Skip the pictures. Transcribe the rest of the data below without changing a word.

════

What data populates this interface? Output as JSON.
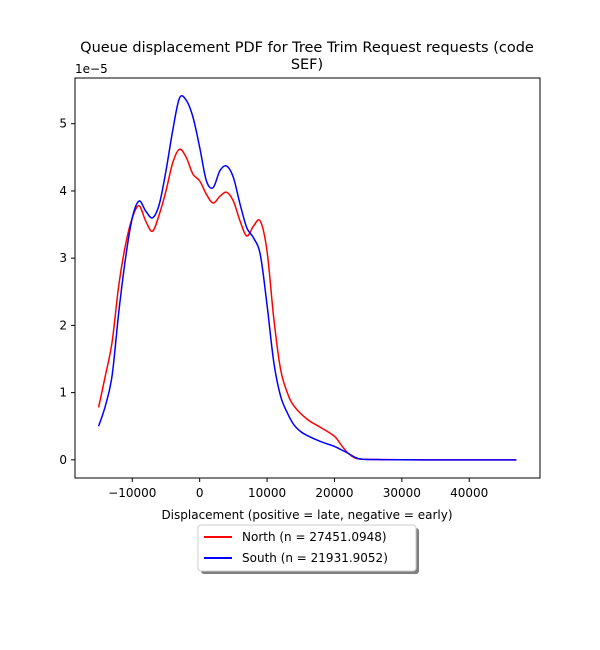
{
  "chart_data": {
    "type": "line",
    "title_line1": "Queue displacement PDF for Tree Trim Request  requests (code",
    "title_line2": "SEF)",
    "xlabel": "Displacement (positive = late, negative = early)",
    "ylabel": "",
    "y_scale_label": "1e−5",
    "xlim": [
      -18500,
      50500
    ],
    "ylim": [
      -0.27,
      5.68
    ],
    "x_ticks": [
      -10000,
      0,
      10000,
      20000,
      30000,
      40000
    ],
    "x_tick_labels": [
      "−10000",
      "0",
      "10000",
      "20000",
      "30000",
      "40000"
    ],
    "y_ticks": [
      0,
      1,
      2,
      3,
      4,
      5
    ],
    "y_tick_labels": [
      "0",
      "1",
      "2",
      "3",
      "4",
      "5"
    ],
    "legend_position": "below",
    "series": [
      {
        "name": "North (n = 27451.0948)",
        "color": "#ff0000",
        "x": [
          -15000,
          -14000,
          -13000,
          -12000,
          -11000,
          -10000,
          -9000,
          -8000,
          -7000,
          -6000,
          -5000,
          -4000,
          -3000,
          -2000,
          -1000,
          0,
          1000,
          2000,
          3000,
          4000,
          5000,
          6000,
          7000,
          8000,
          9000,
          10000,
          11000,
          12000,
          13000,
          14000,
          16000,
          18000,
          20000,
          21000,
          22000,
          23000,
          24000,
          26000,
          30000,
          35000,
          40000,
          47000
        ],
        "values": [
          0.78,
          1.25,
          1.75,
          2.6,
          3.2,
          3.6,
          3.78,
          3.55,
          3.4,
          3.65,
          4.0,
          4.42,
          4.62,
          4.5,
          4.25,
          4.15,
          3.95,
          3.82,
          3.92,
          3.98,
          3.85,
          3.55,
          3.33,
          3.48,
          3.55,
          3.1,
          2.1,
          1.35,
          1.0,
          0.8,
          0.6,
          0.48,
          0.35,
          0.22,
          0.1,
          0.03,
          0.01,
          0.005,
          0.001,
          0.0,
          0.0,
          0.0
        ]
      },
      {
        "name": "South (n = 21931.9052)",
        "color": "#0000ff",
        "x": [
          -15000,
          -14000,
          -13000,
          -12000,
          -11000,
          -10000,
          -9000,
          -8000,
          -7000,
          -6000,
          -5000,
          -4000,
          -3000,
          -2000,
          -1000,
          0,
          1000,
          2000,
          3000,
          4000,
          5000,
          6000,
          7000,
          8000,
          9000,
          10000,
          11000,
          12000,
          13000,
          14000,
          15000,
          16000,
          18000,
          20000,
          21000,
          22000,
          23000,
          24000,
          26000,
          30000,
          35000,
          40000,
          47000
        ],
        "values": [
          0.5,
          0.8,
          1.25,
          2.2,
          3.0,
          3.6,
          3.85,
          3.7,
          3.6,
          3.8,
          4.3,
          4.9,
          5.38,
          5.35,
          5.1,
          4.65,
          4.15,
          4.05,
          4.3,
          4.37,
          4.2,
          3.8,
          3.45,
          3.3,
          3.05,
          2.3,
          1.45,
          0.95,
          0.7,
          0.52,
          0.42,
          0.36,
          0.27,
          0.2,
          0.15,
          0.1,
          0.04,
          0.01,
          0.005,
          0.001,
          0.0,
          0.0,
          0.0
        ]
      }
    ]
  }
}
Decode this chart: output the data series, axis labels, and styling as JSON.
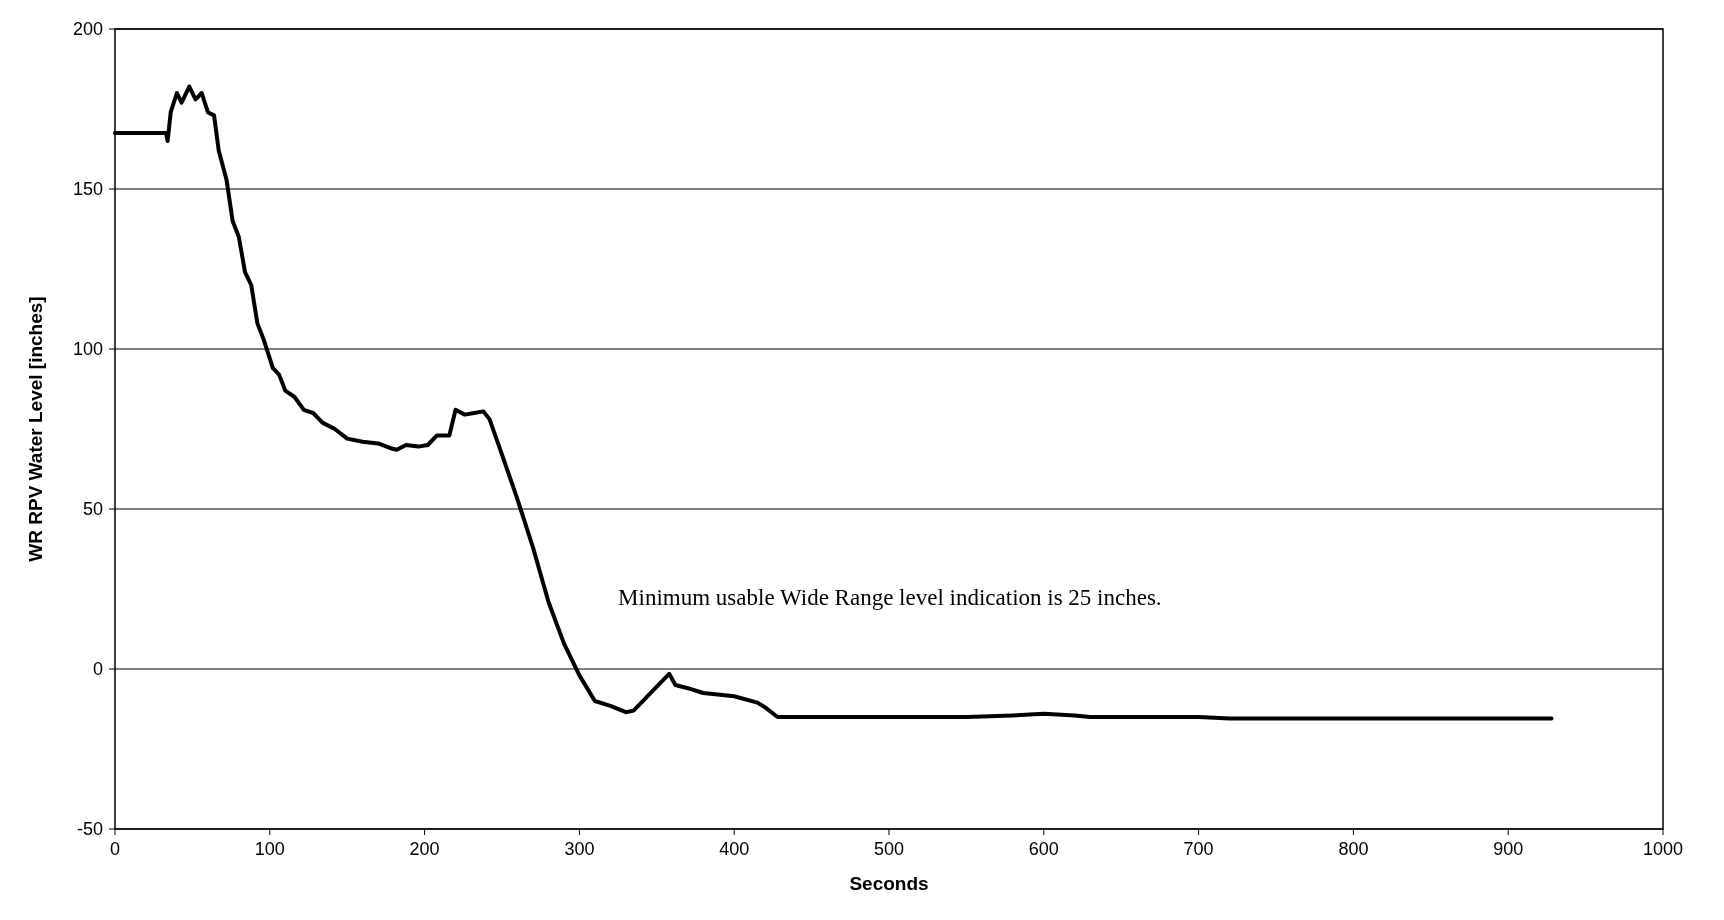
{
  "chart_data": {
    "type": "line",
    "xlabel": "Seconds",
    "ylabel": "WR RPV Water Level [inches]",
    "xlim": [
      0,
      1000
    ],
    "xticks": [
      0,
      100,
      200,
      300,
      400,
      500,
      600,
      700,
      800,
      900,
      1000
    ],
    "ylim": [
      -50,
      200
    ],
    "yticks": [
      -50,
      0,
      50,
      100,
      150,
      200
    ],
    "grid": "y",
    "marker": "none",
    "line_style": "solid",
    "annotations": [
      "Minimum usable Wide Range level indication is 25 inches."
    ],
    "series": [
      {
        "color": "#000000",
        "x": [
          0,
          33,
          34,
          36,
          40,
          43,
          48,
          52,
          56,
          60,
          64,
          67,
          72,
          76,
          80,
          84,
          88,
          92,
          96,
          102,
          106,
          110,
          116,
          122,
          128,
          134,
          142,
          150,
          160,
          170,
          178,
          182,
          188,
          196,
          202,
          208,
          216,
          220,
          226,
          232,
          238,
          242,
          250,
          260,
          270,
          280,
          290,
          300,
          310,
          320,
          330,
          335,
          345,
          355,
          358,
          362,
          370,
          380,
          400,
          415,
          420,
          428,
          500,
          550,
          580,
          600,
          620,
          630,
          700,
          720,
          800,
          900,
          928
        ],
        "values": [
          167.5,
          167.5,
          165,
          174,
          180,
          177,
          182,
          178,
          180,
          174,
          173,
          162,
          153,
          140,
          135,
          124,
          120,
          108,
          103,
          94,
          92,
          87,
          85,
          81,
          80,
          77,
          75,
          72,
          71,
          70.5,
          69,
          68.5,
          70,
          69.5,
          70,
          73,
          73,
          81,
          79.5,
          80,
          80.5,
          78,
          67,
          53,
          38,
          21,
          8,
          -2,
          -10,
          -11.5,
          -13.5,
          -13,
          -8,
          -3,
          -1.5,
          -5,
          -6,
          -7.5,
          -8.5,
          -10.5,
          -12,
          -15,
          -15,
          -15,
          -14.5,
          -14,
          -14.5,
          -15,
          -15,
          -15.5,
          -15.5,
          -15.5,
          -15.5
        ]
      }
    ]
  }
}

════

■ **Reply to the task**
What data populates this interface? Output as JSON.
{
  "chart_data": {
    "type": "line",
    "title_line1": "Queue displacement PDF for Tree Trim Request  requests (code",
    "title_line2": "SEF)",
    "xlabel": "Displacement (positive = late, negative = early)",
    "ylabel": "",
    "y_scale_label": "1e−5",
    "xlim": [
      -18500,
      50500
    ],
    "ylim": [
      -0.27,
      5.68
    ],
    "x_ticks": [
      -10000,
      0,
      10000,
      20000,
      30000,
      40000
    ],
    "x_tick_labels": [
      "−10000",
      "0",
      "10000",
      "20000",
      "30000",
      "40000"
    ],
    "y_ticks": [
      0,
      1,
      2,
      3,
      4,
      5
    ],
    "y_tick_labels": [
      "0",
      "1",
      "2",
      "3",
      "4",
      "5"
    ],
    "legend_position": "below",
    "series": [
      {
        "name": "North (n = 27451.0948)",
        "color": "#ff0000",
        "x": [
          -15000,
          -14000,
          -13000,
          -12000,
          -11000,
          -10000,
          -9000,
          -8000,
          -7000,
          -6000,
          -5000,
          -4000,
          -3000,
          -2000,
          -1000,
          0,
          1000,
          2000,
          3000,
          4000,
          5000,
          6000,
          7000,
          8000,
          9000,
          10000,
          11000,
          12000,
          13000,
          14000,
          16000,
          18000,
          20000,
          21000,
          22000,
          23000,
          24000,
          26000,
          30000,
          35000,
          40000,
          47000
        ],
        "values": [
          0.78,
          1.25,
          1.75,
          2.6,
          3.2,
          3.6,
          3.78,
          3.55,
          3.4,
          3.65,
          4.0,
          4.42,
          4.62,
          4.5,
          4.25,
          4.15,
          3.95,
          3.82,
          3.92,
          3.98,
          3.85,
          3.55,
          3.33,
          3.48,
          3.55,
          3.1,
          2.1,
          1.35,
          1.0,
          0.8,
          0.6,
          0.48,
          0.35,
          0.22,
          0.1,
          0.03,
          0.01,
          0.005,
          0.001,
          0.0,
          0.0,
          0.0
        ]
      },
      {
        "name": "South (n = 21931.9052)",
        "color": "#0000ff",
        "x": [
          -15000,
          -14000,
          -13000,
          -12000,
          -11000,
          -10000,
          -9000,
          -8000,
          -7000,
          -6000,
          -5000,
          -4000,
          -3000,
          -2000,
          -1000,
          0,
          1000,
          2000,
          3000,
          4000,
          5000,
          6000,
          7000,
          8000,
          9000,
          10000,
          11000,
          12000,
          13000,
          14000,
          15000,
          16000,
          18000,
          20000,
          21000,
          22000,
          23000,
          24000,
          26000,
          30000,
          35000,
          40000,
          47000
        ],
        "values": [
          0.5,
          0.8,
          1.25,
          2.2,
          3.0,
          3.6,
          3.85,
          3.7,
          3.6,
          3.8,
          4.3,
          4.9,
          5.38,
          5.35,
          5.1,
          4.65,
          4.15,
          4.05,
          4.3,
          4.37,
          4.2,
          3.8,
          3.45,
          3.3,
          3.05,
          2.3,
          1.45,
          0.95,
          0.7,
          0.52,
          0.42,
          0.36,
          0.27,
          0.2,
          0.15,
          0.1,
          0.04,
          0.01,
          0.005,
          0.001,
          0.0,
          0.0,
          0.0
        ]
      }
    ]
  }
}
Decode this chart: output the data series, axis labels, and styling as JSON.
{
  "chart_data": {
    "type": "line",
    "xlabel": "Seconds",
    "ylabel": "WR RPV Water Level [inches]",
    "xlim": [
      0,
      1000
    ],
    "xticks": [
      0,
      100,
      200,
      300,
      400,
      500,
      600,
      700,
      800,
      900,
      1000
    ],
    "ylim": [
      -50,
      200
    ],
    "yticks": [
      -50,
      0,
      50,
      100,
      150,
      200
    ],
    "grid": "y",
    "marker": "none",
    "line_style": "solid",
    "annotations": [
      "Minimum usable Wide Range level indication is 25 inches."
    ],
    "series": [
      {
        "color": "#000000",
        "x": [
          0,
          33,
          34,
          36,
          40,
          43,
          48,
          52,
          56,
          60,
          64,
          67,
          72,
          76,
          80,
          84,
          88,
          92,
          96,
          102,
          106,
          110,
          116,
          122,
          128,
          134,
          142,
          150,
          160,
          170,
          178,
          182,
          188,
          196,
          202,
          208,
          216,
          220,
          226,
          232,
          238,
          242,
          250,
          260,
          270,
          280,
          290,
          300,
          310,
          320,
          330,
          335,
          345,
          355,
          358,
          362,
          370,
          380,
          400,
          415,
          420,
          428,
          500,
          550,
          580,
          600,
          620,
          630,
          700,
          720,
          800,
          900,
          928
        ],
        "values": [
          167.5,
          167.5,
          165,
          174,
          180,
          177,
          182,
          178,
          180,
          174,
          173,
          162,
          153,
          140,
          135,
          124,
          120,
          108,
          103,
          94,
          92,
          87,
          85,
          81,
          80,
          77,
          75,
          72,
          71,
          70.5,
          69,
          68.5,
          70,
          69.5,
          70,
          73,
          73,
          81,
          79.5,
          80,
          80.5,
          78,
          67,
          53,
          38,
          21,
          8,
          -2,
          -10,
          -11.5,
          -13.5,
          -13,
          -8,
          -3,
          -1.5,
          -5,
          -6,
          -7.5,
          -8.5,
          -10.5,
          -12,
          -15,
          -15,
          -15,
          -14.5,
          -14,
          -14.5,
          -15,
          -15,
          -15.5,
          -15.5,
          -15.5,
          -15.5
        ]
      }
    ]
  }
}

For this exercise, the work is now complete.